## Given task
Find each line with the string "Precipitation" and copy it.

-------- Given records

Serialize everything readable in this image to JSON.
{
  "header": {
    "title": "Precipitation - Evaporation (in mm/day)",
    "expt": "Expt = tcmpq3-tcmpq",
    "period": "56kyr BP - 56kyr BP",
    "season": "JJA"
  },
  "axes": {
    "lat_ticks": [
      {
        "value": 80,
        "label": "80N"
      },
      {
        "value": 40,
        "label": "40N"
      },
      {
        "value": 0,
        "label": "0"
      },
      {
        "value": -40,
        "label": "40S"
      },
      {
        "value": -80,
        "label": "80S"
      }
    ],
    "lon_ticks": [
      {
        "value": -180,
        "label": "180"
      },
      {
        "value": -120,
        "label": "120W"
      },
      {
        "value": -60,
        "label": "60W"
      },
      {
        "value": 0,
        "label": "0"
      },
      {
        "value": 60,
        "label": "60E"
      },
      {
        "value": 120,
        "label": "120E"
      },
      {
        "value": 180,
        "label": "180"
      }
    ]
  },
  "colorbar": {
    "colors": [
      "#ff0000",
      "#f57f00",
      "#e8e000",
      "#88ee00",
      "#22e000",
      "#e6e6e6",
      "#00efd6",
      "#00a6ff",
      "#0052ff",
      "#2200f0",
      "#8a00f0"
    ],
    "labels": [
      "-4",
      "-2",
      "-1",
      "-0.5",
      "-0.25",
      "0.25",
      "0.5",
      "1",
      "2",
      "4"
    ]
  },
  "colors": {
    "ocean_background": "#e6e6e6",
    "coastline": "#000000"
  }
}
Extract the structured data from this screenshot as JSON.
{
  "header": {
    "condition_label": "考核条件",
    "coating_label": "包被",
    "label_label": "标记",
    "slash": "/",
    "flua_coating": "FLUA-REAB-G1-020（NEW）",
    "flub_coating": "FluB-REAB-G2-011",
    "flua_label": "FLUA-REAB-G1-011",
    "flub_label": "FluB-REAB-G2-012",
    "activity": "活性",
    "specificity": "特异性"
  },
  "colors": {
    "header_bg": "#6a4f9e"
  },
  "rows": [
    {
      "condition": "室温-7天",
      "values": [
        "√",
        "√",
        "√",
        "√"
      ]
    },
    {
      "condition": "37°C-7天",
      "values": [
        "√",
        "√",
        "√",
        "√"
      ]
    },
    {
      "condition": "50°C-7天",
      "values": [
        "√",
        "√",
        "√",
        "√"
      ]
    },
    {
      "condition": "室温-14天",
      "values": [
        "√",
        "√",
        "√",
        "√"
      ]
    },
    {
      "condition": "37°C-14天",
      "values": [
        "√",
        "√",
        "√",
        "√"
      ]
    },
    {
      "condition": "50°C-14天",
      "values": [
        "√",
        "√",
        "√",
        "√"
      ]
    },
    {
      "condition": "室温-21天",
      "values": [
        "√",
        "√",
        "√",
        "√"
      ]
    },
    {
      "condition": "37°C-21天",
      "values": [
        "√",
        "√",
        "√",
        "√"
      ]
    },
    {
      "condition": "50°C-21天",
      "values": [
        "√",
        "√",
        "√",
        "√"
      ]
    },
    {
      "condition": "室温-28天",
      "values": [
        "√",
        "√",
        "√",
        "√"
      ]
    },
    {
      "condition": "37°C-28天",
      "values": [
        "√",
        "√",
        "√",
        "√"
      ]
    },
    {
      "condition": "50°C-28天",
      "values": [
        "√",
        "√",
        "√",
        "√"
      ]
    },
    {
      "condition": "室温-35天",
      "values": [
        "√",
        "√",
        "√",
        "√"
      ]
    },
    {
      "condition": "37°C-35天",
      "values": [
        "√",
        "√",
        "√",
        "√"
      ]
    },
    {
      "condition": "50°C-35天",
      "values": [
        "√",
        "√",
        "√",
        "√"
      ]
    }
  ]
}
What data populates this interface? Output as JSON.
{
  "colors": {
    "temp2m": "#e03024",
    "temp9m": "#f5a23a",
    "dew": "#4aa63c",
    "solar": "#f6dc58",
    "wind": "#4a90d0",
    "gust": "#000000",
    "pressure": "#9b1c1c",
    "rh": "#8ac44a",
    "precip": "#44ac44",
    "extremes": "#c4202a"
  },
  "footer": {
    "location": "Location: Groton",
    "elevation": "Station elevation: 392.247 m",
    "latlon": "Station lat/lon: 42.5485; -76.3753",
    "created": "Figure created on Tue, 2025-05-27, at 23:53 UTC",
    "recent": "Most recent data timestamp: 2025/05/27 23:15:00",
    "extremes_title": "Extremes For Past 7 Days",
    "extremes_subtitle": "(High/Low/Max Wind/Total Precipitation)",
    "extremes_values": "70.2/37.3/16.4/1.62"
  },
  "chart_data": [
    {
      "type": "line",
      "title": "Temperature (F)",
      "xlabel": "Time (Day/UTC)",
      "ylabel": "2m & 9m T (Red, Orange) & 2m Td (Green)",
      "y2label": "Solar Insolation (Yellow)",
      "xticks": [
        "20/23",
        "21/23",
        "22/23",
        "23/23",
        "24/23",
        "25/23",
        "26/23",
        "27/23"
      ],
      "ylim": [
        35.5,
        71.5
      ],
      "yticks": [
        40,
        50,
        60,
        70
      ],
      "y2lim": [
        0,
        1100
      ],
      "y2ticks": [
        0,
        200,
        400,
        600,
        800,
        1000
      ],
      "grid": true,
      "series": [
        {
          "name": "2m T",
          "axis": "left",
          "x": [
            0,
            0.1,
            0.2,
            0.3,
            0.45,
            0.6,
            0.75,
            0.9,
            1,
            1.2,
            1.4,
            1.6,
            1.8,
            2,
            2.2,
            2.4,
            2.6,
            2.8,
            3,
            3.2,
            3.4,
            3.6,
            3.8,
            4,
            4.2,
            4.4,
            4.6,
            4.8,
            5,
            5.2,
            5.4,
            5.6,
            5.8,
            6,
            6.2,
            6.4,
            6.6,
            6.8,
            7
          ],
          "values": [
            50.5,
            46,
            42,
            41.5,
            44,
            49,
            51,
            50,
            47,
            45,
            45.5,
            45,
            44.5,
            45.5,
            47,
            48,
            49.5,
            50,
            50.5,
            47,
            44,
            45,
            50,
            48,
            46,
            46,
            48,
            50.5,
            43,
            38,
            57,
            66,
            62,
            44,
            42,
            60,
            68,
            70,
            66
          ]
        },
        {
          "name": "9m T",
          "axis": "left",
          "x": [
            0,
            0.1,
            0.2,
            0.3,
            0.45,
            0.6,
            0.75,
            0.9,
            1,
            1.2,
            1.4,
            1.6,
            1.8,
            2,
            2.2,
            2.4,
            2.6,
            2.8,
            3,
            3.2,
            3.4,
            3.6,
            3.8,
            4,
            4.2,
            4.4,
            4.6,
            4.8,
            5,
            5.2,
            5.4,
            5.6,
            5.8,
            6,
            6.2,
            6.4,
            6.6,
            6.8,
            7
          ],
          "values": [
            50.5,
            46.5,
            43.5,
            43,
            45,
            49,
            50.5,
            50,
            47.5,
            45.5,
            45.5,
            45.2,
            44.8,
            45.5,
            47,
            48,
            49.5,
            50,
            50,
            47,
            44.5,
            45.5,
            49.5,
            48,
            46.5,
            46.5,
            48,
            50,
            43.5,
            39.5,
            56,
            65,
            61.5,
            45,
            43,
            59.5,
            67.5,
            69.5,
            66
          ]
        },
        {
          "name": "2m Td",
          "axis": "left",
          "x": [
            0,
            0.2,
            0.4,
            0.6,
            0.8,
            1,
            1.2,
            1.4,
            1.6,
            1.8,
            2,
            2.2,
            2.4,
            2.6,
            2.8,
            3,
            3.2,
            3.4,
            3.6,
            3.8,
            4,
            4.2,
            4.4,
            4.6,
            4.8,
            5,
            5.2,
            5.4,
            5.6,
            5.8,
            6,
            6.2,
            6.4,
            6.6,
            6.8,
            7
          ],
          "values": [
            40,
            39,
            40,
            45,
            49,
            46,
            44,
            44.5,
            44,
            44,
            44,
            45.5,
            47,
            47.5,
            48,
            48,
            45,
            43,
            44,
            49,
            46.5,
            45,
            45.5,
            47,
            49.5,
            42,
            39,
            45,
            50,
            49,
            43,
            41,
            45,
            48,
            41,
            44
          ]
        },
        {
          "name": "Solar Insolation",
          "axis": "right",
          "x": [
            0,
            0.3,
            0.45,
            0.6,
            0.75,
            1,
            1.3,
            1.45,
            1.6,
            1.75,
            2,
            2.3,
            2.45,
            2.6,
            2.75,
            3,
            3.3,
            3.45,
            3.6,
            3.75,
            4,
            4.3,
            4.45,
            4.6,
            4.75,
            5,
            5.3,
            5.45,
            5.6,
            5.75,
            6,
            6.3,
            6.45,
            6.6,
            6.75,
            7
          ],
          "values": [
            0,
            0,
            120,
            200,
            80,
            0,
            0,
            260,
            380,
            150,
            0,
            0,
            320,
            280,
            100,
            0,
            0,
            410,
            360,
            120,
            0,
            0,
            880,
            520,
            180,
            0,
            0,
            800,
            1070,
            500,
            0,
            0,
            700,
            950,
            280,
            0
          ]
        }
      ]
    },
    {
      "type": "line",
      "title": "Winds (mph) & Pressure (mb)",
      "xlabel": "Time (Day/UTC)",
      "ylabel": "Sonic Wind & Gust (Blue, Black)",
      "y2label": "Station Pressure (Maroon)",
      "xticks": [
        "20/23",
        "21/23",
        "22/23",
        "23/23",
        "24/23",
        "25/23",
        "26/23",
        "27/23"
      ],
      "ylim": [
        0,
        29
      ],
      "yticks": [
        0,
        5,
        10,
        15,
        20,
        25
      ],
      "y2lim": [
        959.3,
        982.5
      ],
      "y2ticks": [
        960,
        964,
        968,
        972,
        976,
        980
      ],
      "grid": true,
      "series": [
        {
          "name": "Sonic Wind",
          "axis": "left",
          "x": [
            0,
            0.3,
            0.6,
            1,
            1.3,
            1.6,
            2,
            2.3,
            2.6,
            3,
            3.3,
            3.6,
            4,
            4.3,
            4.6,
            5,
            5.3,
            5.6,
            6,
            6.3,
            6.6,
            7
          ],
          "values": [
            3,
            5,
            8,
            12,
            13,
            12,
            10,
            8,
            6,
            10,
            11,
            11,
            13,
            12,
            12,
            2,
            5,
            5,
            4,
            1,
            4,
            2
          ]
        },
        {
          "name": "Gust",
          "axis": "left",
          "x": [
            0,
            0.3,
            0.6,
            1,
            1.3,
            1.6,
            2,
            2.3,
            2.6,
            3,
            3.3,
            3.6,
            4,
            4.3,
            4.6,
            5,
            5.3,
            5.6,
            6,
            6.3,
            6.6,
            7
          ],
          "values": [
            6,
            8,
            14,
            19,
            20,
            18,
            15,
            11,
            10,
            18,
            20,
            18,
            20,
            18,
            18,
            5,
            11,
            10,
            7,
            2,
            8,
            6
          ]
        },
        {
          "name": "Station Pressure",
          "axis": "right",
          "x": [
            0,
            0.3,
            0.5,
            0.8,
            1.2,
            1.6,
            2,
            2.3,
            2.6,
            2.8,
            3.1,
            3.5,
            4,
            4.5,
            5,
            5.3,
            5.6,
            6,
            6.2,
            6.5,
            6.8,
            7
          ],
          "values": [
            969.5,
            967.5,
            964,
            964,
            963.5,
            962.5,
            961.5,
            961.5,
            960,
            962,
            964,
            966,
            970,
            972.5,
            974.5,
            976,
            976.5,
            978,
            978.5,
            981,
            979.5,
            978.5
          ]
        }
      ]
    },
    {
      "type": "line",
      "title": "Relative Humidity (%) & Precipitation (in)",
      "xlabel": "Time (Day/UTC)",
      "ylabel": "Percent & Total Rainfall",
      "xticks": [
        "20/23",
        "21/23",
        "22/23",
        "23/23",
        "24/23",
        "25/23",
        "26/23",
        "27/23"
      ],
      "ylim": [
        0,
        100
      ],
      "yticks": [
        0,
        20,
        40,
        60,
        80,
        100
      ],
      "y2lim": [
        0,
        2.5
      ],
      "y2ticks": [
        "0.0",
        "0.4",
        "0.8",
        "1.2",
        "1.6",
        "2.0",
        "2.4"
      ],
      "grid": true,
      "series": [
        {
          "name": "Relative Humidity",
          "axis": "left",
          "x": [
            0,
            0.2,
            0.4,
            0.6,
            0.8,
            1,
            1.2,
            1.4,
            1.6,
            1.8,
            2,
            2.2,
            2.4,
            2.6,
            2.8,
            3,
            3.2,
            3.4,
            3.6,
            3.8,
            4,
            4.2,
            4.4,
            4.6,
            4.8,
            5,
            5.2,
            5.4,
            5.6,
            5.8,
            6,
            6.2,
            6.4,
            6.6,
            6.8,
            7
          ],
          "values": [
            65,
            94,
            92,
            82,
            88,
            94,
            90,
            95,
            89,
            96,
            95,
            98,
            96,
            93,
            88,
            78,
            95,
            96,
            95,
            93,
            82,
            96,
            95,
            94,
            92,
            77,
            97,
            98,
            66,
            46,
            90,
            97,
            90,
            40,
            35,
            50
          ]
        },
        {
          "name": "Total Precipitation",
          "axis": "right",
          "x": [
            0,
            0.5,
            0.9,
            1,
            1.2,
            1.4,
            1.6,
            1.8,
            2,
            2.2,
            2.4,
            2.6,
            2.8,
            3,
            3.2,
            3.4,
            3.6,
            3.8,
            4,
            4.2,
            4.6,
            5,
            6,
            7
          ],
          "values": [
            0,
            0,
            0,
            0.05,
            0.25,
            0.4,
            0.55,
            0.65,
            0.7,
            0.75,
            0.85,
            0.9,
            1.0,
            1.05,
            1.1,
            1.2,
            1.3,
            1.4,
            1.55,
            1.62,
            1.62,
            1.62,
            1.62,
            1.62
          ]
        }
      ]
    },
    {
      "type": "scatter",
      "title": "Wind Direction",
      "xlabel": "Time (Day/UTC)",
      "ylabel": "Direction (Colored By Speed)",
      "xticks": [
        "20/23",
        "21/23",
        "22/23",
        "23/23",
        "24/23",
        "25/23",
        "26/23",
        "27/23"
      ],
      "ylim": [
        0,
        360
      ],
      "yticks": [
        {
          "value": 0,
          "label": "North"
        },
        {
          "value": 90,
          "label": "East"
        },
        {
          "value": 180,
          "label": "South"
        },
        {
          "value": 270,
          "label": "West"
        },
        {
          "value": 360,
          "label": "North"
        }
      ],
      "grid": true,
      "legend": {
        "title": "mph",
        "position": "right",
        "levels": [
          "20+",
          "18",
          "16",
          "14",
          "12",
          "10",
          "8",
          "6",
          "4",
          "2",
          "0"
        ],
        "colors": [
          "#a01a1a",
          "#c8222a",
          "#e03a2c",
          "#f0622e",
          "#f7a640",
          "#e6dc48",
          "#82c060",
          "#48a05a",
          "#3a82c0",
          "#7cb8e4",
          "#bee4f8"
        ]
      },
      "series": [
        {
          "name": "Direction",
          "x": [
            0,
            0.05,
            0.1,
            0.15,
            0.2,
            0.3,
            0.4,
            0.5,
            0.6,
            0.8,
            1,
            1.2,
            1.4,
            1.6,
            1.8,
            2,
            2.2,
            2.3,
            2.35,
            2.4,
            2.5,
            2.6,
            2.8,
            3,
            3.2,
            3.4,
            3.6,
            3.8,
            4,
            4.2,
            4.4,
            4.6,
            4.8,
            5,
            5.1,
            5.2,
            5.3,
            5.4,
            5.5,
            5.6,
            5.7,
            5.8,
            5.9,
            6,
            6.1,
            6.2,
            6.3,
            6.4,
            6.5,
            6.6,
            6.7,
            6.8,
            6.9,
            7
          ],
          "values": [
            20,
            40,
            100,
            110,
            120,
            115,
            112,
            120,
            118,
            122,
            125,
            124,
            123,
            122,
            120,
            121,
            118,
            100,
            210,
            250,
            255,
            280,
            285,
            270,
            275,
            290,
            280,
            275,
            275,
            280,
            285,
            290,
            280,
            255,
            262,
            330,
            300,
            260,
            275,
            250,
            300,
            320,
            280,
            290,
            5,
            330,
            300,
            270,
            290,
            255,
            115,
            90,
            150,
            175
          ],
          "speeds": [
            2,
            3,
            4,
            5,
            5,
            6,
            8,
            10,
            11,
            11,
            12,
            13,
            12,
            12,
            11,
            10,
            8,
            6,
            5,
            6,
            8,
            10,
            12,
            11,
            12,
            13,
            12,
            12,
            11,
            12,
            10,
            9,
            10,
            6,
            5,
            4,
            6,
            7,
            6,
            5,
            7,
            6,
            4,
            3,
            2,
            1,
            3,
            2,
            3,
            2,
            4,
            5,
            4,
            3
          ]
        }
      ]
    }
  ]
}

----------------

## Final answer
    "title": "Precipitation - Evaporation (in mm/day)",
    "extremes_subtitle": "(High/Low/Max Wind/Total Precipitation)",
      "title": "Relative Humidity (%) & Precipitation (in)",
          "name": "Total Precipitation",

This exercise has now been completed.